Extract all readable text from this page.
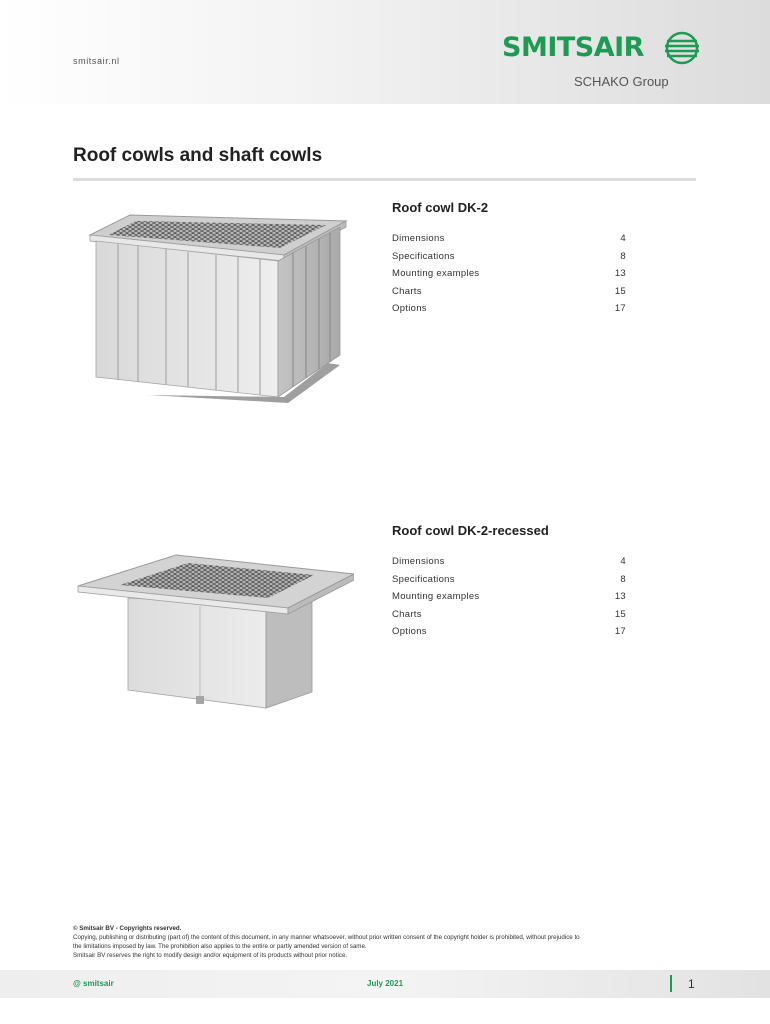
smitsair.nl	SMITSAIR
SCHAKO Group
Roof cowls and shaft cowls
Roof cowl DK-2
Dimensions	4
Specifications	8
Mounting examples	13
Charts	15
Options	17
Roof cowl DK-2-recessed
Dimensions	4
Specifications	8
Mounting examples	13
Charts	15
Options	17
© Smitsair BV - Copyrights reserved.
Copying, publishing or distributing (part of) the content of this document, in any manner whatsoever, without prior written consent of the copyright holder is prohibited, without prejudice to
the limitations imposed by law. The prohibition also applies to the entire or partly amended version of same.
Smitsair BV reserves the right to modify design and/or equipment of its products without prior notice.
@ smitsair	July 2021	1
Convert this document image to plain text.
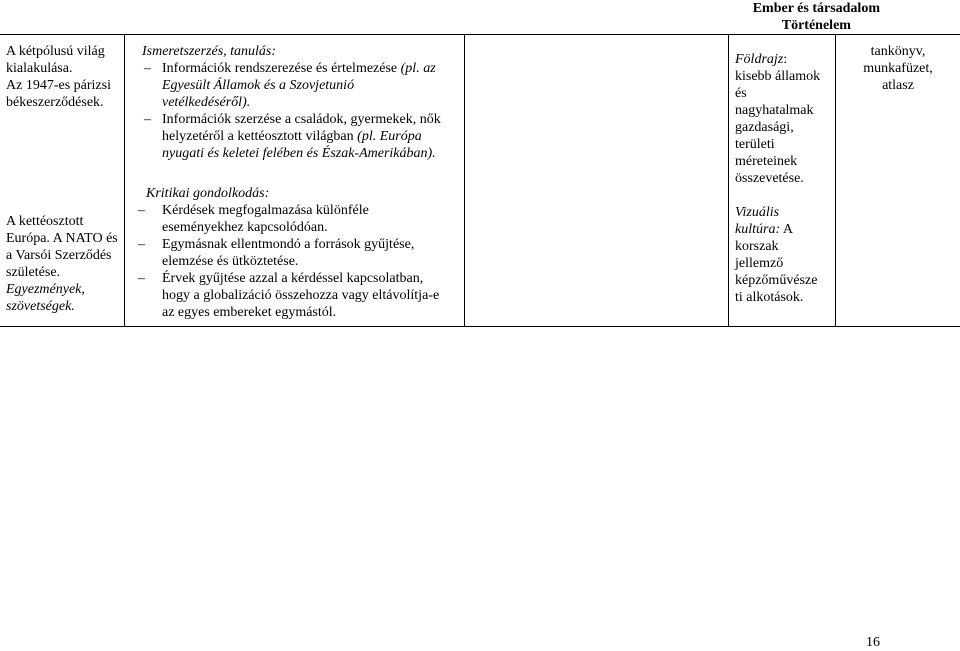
Ember és társadalom
Történelem
A kétpólusú világ
kialakulása.
Az 1947-es párizsi
békeszerződések.
A kettéosztott
Európa. A NATO és
a Varsói Szerződés
születése.
Egyezmények,
szövetségek.
Ismeretszerzés, tanulás:
– Információk rendszerezése és értelmezése (pl. az
Egyesült Államok és a Szovjetunió
vetélkedéséről).
– Információk szerzése a családok, gyermekek, nők
helyzetéről a kettéosztott világban (pl. Európa
nyugati és keletei felében és Észak-Amerikában).
Kritikai gondolkodás:
– Kérdések megfogalmazása különféle
eseményekhez kapcsolódóan.
– Egymásnak ellentmondó a források gyűjtése,
elemzése és ütköztetése.
– Érvek gyűjtése azzal a kérdéssel kapcsolatban,
hogy a globalizáció összehozza vagy eltávolítja-e
az egyes embereket egymástól.
Földrajz:
kisebb államok
és
nagyhatalmak
gazdasági,
területi
méreteinek
összevetése.
Vizuális
kultúra: A
korszak
jellemző
képzőművésze
ti alkotások.
tankönyv,
munkafüzet,
atlasz
16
————————
■ **What is asked**: Search the data for "Roof" and list every line in which it occurs.

■ **Correct answer**:
Roof cowls and shaft cowls
Roof cowl DK-2
Roof cowl DK-2-recessed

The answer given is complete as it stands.